* _DATASET RECORDS_
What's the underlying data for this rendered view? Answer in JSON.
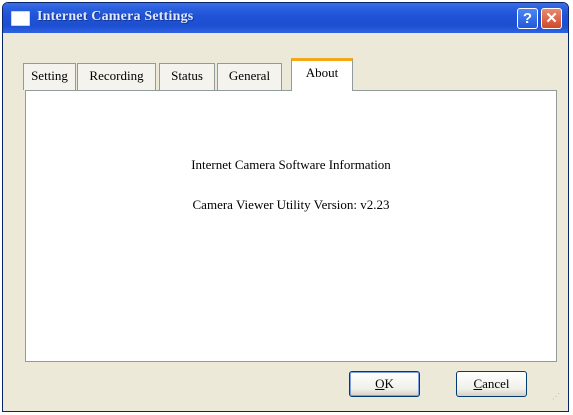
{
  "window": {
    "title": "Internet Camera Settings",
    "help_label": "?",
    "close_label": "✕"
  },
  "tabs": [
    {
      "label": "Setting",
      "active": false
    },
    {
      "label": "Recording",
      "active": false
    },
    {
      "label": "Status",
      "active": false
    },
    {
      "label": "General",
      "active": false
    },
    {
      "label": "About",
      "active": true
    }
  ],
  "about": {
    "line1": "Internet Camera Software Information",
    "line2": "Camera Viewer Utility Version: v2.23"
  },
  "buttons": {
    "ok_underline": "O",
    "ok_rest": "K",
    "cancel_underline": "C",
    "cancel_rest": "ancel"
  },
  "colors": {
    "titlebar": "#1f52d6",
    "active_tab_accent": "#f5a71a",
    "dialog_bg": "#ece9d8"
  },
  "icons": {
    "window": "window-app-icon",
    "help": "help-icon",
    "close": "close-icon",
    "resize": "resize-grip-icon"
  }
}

* _TO BE DONE_
State how many lines of the listing above hold the word "Internet", with nothing but the number.

* _ANSWER TO THIS TASK_
2